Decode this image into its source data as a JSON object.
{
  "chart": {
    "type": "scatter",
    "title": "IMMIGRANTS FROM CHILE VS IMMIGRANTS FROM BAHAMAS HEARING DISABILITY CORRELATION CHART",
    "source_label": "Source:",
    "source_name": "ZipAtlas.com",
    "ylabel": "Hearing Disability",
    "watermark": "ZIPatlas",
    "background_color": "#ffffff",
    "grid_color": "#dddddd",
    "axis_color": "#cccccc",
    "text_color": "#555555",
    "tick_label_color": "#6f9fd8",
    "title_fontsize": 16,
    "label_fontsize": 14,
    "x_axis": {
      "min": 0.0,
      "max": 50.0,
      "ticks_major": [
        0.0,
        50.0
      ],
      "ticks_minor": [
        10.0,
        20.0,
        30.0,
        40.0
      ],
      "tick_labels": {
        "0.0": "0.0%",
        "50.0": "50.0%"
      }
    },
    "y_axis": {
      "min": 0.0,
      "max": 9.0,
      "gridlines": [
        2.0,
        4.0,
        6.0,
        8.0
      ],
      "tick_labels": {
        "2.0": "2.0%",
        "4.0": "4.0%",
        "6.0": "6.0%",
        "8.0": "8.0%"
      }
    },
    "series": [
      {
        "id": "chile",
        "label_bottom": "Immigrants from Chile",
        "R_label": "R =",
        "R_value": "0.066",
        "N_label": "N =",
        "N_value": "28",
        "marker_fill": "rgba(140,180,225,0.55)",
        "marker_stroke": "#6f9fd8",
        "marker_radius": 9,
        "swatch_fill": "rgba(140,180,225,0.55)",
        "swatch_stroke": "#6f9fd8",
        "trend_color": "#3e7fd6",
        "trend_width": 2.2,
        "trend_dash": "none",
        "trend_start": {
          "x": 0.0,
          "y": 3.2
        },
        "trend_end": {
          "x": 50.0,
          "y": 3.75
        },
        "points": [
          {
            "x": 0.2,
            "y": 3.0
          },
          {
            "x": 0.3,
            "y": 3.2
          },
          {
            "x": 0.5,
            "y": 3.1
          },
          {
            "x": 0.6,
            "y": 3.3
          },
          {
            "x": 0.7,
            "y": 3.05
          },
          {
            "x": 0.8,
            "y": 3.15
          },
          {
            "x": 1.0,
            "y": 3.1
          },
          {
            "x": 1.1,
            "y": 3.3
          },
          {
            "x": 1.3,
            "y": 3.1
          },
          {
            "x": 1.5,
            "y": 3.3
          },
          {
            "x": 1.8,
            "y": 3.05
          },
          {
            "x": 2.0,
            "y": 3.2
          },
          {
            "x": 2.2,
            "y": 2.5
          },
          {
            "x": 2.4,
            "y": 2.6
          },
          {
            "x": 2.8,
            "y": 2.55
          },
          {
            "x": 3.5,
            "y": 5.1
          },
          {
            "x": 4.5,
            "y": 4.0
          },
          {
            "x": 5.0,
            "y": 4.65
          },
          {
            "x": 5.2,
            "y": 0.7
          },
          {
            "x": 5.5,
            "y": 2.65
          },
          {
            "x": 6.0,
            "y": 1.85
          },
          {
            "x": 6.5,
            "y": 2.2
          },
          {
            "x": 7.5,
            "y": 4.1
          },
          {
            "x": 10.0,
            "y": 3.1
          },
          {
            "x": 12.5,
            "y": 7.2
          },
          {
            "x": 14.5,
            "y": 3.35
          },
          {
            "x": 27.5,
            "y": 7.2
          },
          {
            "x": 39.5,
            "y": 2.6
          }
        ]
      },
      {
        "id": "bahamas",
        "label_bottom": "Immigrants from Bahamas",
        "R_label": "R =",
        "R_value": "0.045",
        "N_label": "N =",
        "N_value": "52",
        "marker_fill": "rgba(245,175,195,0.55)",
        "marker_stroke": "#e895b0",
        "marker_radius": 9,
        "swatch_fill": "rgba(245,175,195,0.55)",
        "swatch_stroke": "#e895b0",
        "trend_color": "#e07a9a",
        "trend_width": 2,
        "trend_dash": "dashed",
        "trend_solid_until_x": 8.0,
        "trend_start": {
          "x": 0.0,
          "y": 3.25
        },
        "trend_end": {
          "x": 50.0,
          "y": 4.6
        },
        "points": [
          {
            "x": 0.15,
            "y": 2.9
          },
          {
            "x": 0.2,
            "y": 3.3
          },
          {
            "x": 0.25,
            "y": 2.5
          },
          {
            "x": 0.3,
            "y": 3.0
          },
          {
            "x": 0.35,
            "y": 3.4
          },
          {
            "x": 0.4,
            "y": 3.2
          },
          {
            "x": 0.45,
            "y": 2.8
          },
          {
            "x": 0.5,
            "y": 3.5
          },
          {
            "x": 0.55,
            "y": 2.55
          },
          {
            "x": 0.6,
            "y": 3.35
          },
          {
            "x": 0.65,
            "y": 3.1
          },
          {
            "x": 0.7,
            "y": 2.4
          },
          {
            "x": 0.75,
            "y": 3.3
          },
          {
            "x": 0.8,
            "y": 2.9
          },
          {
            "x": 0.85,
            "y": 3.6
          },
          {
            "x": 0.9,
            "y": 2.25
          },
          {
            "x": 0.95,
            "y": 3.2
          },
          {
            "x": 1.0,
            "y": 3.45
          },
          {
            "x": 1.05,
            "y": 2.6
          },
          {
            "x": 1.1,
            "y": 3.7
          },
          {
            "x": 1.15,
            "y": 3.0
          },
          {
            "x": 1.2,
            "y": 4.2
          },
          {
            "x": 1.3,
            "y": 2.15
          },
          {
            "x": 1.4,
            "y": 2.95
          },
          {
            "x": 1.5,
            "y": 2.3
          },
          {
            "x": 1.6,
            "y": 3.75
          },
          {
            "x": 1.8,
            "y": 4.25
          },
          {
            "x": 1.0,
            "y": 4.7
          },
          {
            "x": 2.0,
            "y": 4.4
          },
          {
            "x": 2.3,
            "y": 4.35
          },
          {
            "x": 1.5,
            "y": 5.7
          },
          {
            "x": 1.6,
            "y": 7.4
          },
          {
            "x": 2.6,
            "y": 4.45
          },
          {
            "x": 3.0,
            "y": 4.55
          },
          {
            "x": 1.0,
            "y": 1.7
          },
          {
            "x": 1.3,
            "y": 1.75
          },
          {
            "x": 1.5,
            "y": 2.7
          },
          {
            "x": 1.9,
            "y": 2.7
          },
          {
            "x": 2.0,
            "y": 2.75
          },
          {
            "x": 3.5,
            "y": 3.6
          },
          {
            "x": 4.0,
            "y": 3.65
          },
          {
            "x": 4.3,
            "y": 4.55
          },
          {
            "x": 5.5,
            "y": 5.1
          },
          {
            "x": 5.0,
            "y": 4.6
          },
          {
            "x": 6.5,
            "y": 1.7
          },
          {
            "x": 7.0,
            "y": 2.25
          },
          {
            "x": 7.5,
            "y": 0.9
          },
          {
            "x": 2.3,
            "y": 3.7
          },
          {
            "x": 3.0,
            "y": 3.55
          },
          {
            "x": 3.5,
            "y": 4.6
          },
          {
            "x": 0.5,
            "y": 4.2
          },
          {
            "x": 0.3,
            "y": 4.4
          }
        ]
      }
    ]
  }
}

※ ※ ※

All of the entries need to be reproduced exactly; please write them out.

Decode this image into its source data as a JSON object.
{
  "chart": {
    "type": "scatter",
    "title": "IMMIGRANTS FROM CHILE VS IMMIGRANTS FROM BAHAMAS HEARING DISABILITY CORRELATION CHART",
    "source_label": "Source:",
    "source_name": "ZipAtlas.com",
    "ylabel": "Hearing Disability",
    "watermark": "ZIPatlas",
    "background_color": "#ffffff",
    "grid_color": "#dddddd",
    "axis_color": "#cccccc",
    "text_color": "#555555",
    "tick_label_color": "#6f9fd8",
    "title_fontsize": 16,
    "label_fontsize": 14,
    "x_axis": {
      "min": 0.0,
      "max": 50.0,
      "ticks_major": [
        0.0,
        50.0
      ],
      "ticks_minor": [
        10.0,
        20.0,
        30.0,
        40.0
      ],
      "tick_labels": {
        "0.0": "0.0%",
        "50.0": "50.0%"
      }
    },
    "y_axis": {
      "min": 0.0,
      "max": 9.0,
      "gridlines": [
        2.0,
        4.0,
        6.0,
        8.0
      ],
      "tick_labels": {
        "2.0": "2.0%",
        "4.0": "4.0%",
        "6.0": "6.0%",
        "8.0": "8.0%"
      }
    },
    "series": [
      {
        "id": "chile",
        "label_bottom": "Immigrants from Chile",
        "R_label": "R =",
        "R_value": "0.066",
        "N_label": "N =",
        "N_value": "28",
        "marker_fill": "rgba(140,180,225,0.55)",
        "marker_stroke": "#6f9fd8",
        "marker_radius": 9,
        "swatch_fill": "rgba(140,180,225,0.55)",
        "swatch_stroke": "#6f9fd8",
        "trend_color": "#3e7fd6",
        "trend_width": 2.2,
        "trend_dash": "none",
        "trend_start": {
          "x": 0.0,
          "y": 3.2
        },
        "trend_end": {
          "x": 50.0,
          "y": 3.75
        },
        "points": [
          {
            "x": 0.2,
            "y": 3.0
          },
          {
            "x": 0.3,
            "y": 3.2
          },
          {
            "x": 0.5,
            "y": 3.1
          },
          {
            "x": 0.6,
            "y": 3.3
          },
          {
            "x": 0.7,
            "y": 3.05
          },
          {
            "x": 0.8,
            "y": 3.15
          },
          {
            "x": 1.0,
            "y": 3.1
          },
          {
            "x": 1.1,
            "y": 3.3
          },
          {
            "x": 1.3,
            "y": 3.1
          },
          {
            "x": 1.5,
            "y": 3.3
          },
          {
            "x": 1.8,
            "y": 3.05
          },
          {
            "x": 2.0,
            "y": 3.2
          },
          {
            "x": 2.2,
            "y": 2.5
          },
          {
            "x": 2.4,
            "y": 2.6
          },
          {
            "x": 2.8,
            "y": 2.55
          },
          {
            "x": 3.5,
            "y": 5.1
          },
          {
            "x": 4.5,
            "y": 4.0
          },
          {
            "x": 5.0,
            "y": 4.65
          },
          {
            "x": 5.2,
            "y": 0.7
          },
          {
            "x": 5.5,
            "y": 2.65
          },
          {
            "x": 6.0,
            "y": 1.85
          },
          {
            "x": 6.5,
            "y": 2.2
          },
          {
            "x": 7.5,
            "y": 4.1
          },
          {
            "x": 10.0,
            "y": 3.1
          },
          {
            "x": 12.5,
            "y": 7.2
          },
          {
            "x": 14.5,
            "y": 3.35
          },
          {
            "x": 27.5,
            "y": 7.2
          },
          {
            "x": 39.5,
            "y": 2.6
          }
        ]
      },
      {
        "id": "bahamas",
        "label_bottom": "Immigrants from Bahamas",
        "R_label": "R =",
        "R_value": "0.045",
        "N_label": "N =",
        "N_value": "52",
        "marker_fill": "rgba(245,175,195,0.55)",
        "marker_stroke": "#e895b0",
        "marker_radius": 9,
        "swatch_fill": "rgba(245,175,195,0.55)",
        "swatch_stroke": "#e895b0",
        "trend_color": "#e07a9a",
        "trend_width": 2,
        "trend_dash": "dashed",
        "trend_solid_until_x": 8.0,
        "trend_start": {
          "x": 0.0,
          "y": 3.25
        },
        "trend_end": {
          "x": 50.0,
          "y": 4.6
        },
        "points": [
          {
            "x": 0.15,
            "y": 2.9
          },
          {
            "x": 0.2,
            "y": 3.3
          },
          {
            "x": 0.25,
            "y": 2.5
          },
          {
            "x": 0.3,
            "y": 3.0
          },
          {
            "x": 0.35,
            "y": 3.4
          },
          {
            "x": 0.4,
            "y": 3.2
          },
          {
            "x": 0.45,
            "y": 2.8
          },
          {
            "x": 0.5,
            "y": 3.5
          },
          {
            "x": 0.55,
            "y": 2.55
          },
          {
            "x": 0.6,
            "y": 3.35
          },
          {
            "x": 0.65,
            "y": 3.1
          },
          {
            "x": 0.7,
            "y": 2.4
          },
          {
            "x": 0.75,
            "y": 3.3
          },
          {
            "x": 0.8,
            "y": 2.9
          },
          {
            "x": 0.85,
            "y": 3.6
          },
          {
            "x": 0.9,
            "y": 2.25
          },
          {
            "x": 0.95,
            "y": 3.2
          },
          {
            "x": 1.0,
            "y": 3.45
          },
          {
            "x": 1.05,
            "y": 2.6
          },
          {
            "x": 1.1,
            "y": 3.7
          },
          {
            "x": 1.15,
            "y": 3.0
          },
          {
            "x": 1.2,
            "y": 4.2
          },
          {
            "x": 1.3,
            "y": 2.15
          },
          {
            "x": 1.4,
            "y": 2.95
          },
          {
            "x": 1.5,
            "y": 2.3
          },
          {
            "x": 1.6,
            "y": 3.75
          },
          {
            "x": 1.8,
            "y": 4.25
          },
          {
            "x": 1.0,
            "y": 4.7
          },
          {
            "x": 2.0,
            "y": 4.4
          },
          {
            "x": 2.3,
            "y": 4.35
          },
          {
            "x": 1.5,
            "y": 5.7
          },
          {
            "x": 1.6,
            "y": 7.4
          },
          {
            "x": 2.6,
            "y": 4.45
          },
          {
            "x": 3.0,
            "y": 4.55
          },
          {
            "x": 1.0,
            "y": 1.7
          },
          {
            "x": 1.3,
            "y": 1.75
          },
          {
            "x": 1.5,
            "y": 2.7
          },
          {
            "x": 1.9,
            "y": 2.7
          },
          {
            "x": 2.0,
            "y": 2.75
          },
          {
            "x": 3.5,
            "y": 3.6
          },
          {
            "x": 4.0,
            "y": 3.65
          },
          {
            "x": 4.3,
            "y": 4.55
          },
          {
            "x": 5.5,
            "y": 5.1
          },
          {
            "x": 5.0,
            "y": 4.6
          },
          {
            "x": 6.5,
            "y": 1.7
          },
          {
            "x": 7.0,
            "y": 2.25
          },
          {
            "x": 7.5,
            "y": 0.9
          },
          {
            "x": 2.3,
            "y": 3.7
          },
          {
            "x": 3.0,
            "y": 3.55
          },
          {
            "x": 3.5,
            "y": 4.6
          },
          {
            "x": 0.5,
            "y": 4.2
          },
          {
            "x": 0.3,
            "y": 4.4
          }
        ]
      }
    ]
  }
}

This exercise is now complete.